▶ [Dataset items]:
══════════
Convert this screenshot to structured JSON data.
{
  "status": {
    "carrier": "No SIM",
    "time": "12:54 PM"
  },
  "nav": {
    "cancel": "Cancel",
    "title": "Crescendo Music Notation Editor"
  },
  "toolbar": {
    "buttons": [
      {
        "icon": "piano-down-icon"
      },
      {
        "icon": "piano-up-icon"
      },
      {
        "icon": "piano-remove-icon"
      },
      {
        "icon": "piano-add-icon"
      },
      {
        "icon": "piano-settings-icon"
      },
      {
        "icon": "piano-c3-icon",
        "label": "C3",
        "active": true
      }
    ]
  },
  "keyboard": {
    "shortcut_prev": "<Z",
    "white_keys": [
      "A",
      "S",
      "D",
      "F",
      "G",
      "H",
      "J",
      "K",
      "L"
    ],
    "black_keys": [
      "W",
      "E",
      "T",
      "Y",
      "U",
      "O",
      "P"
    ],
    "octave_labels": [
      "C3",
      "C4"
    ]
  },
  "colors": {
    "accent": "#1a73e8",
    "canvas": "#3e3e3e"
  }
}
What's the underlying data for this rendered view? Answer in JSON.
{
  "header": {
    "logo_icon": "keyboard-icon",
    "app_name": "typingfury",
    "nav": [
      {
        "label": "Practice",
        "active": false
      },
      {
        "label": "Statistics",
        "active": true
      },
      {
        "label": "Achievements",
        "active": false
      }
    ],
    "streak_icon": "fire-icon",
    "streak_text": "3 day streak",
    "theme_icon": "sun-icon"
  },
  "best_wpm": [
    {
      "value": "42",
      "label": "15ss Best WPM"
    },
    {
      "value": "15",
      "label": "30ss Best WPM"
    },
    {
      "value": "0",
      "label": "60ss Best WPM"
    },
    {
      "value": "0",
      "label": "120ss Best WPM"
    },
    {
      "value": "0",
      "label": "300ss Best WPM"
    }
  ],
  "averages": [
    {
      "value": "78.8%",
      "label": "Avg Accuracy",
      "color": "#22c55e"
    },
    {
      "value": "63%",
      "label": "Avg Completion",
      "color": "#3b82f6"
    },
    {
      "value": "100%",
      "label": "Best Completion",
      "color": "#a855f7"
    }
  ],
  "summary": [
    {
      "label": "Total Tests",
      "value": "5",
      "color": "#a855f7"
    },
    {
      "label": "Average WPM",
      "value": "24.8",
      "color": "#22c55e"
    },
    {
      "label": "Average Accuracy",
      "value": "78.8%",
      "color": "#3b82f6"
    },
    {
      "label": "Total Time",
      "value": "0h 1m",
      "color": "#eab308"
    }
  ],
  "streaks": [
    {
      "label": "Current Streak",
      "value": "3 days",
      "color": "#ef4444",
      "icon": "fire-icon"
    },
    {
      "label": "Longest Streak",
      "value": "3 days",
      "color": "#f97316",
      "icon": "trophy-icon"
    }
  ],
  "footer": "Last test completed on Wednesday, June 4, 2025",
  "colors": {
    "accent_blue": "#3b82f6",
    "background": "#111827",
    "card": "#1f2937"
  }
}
══════════
Type out the entries again, word for word.

Convert this screenshot to structured JSON data.
{
  "status": {
    "carrier": "No SIM",
    "time": "12:54 PM"
  },
  "nav": {
    "cancel": "Cancel",
    "title": "Crescendo Music Notation Editor"
  },
  "toolbar": {
    "buttons": [
      {
        "icon": "piano-down-icon"
      },
      {
        "icon": "piano-up-icon"
      },
      {
        "icon": "piano-remove-icon"
      },
      {
        "icon": "piano-add-icon"
      },
      {
        "icon": "piano-settings-icon"
      },
      {
        "icon": "piano-c3-icon",
        "label": "C3",
        "active": true
      }
    ]
  },
  "keyboard": {
    "shortcut_prev": "<Z",
    "white_keys": [
      "A",
      "S",
      "D",
      "F",
      "G",
      "H",
      "J",
      "K",
      "L"
    ],
    "black_keys": [
      "W",
      "E",
      "T",
      "Y",
      "U",
      "O",
      "P"
    ],
    "octave_labels": [
      "C3",
      "C4"
    ]
  },
  "colors": {
    "accent": "#1a73e8",
    "canvas": "#3e3e3e"
  }
}
What's the underlying data for this rendered view? Answer in JSON.
{
  "header": {
    "logo_icon": "keyboard-icon",
    "app_name": "typingfury",
    "nav": [
      {
        "label": "Practice",
        "active": false
      },
      {
        "label": "Statistics",
        "active": true
      },
      {
        "label": "Achievements",
        "active": false
      }
    ],
    "streak_icon": "fire-icon",
    "streak_text": "3 day streak",
    "theme_icon": "sun-icon"
  },
  "best_wpm": [
    {
      "value": "42",
      "label": "15ss Best WPM"
    },
    {
      "value": "15",
      "label": "30ss Best WPM"
    },
    {
      "value": "0",
      "label": "60ss Best WPM"
    },
    {
      "value": "0",
      "label": "120ss Best WPM"
    },
    {
      "value": "0",
      "label": "300ss Best WPM"
    }
  ],
  "averages": [
    {
      "value": "78.8%",
      "label": "Avg Accuracy",
      "color": "#22c55e"
    },
    {
      "value": "63%",
      "label": "Avg Completion",
      "color": "#3b82f6"
    },
    {
      "value": "100%",
      "label": "Best Completion",
      "color": "#a855f7"
    }
  ],
  "summary": [
    {
      "label": "Total Tests",
      "value": "5",
      "color": "#a855f7"
    },
    {
      "label": "Average WPM",
      "value": "24.8",
      "color": "#22c55e"
    },
    {
      "label": "Average Accuracy",
      "value": "78.8%",
      "color": "#3b82f6"
    },
    {
      "label": "Total Time",
      "value": "0h 1m",
      "color": "#eab308"
    }
  ],
  "streaks": [
    {
      "label": "Current Streak",
      "value": "3 days",
      "color": "#ef4444",
      "icon": "fire-icon"
    },
    {
      "label": "Longest Streak",
      "value": "3 days",
      "color": "#f97316",
      "icon": "trophy-icon"
    }
  ],
  "footer": "Last test completed on Wednesday, June 4, 2025",
  "colors": {
    "accent_blue": "#3b82f6",
    "background": "#111827",
    "card": "#1f2937"
  }
}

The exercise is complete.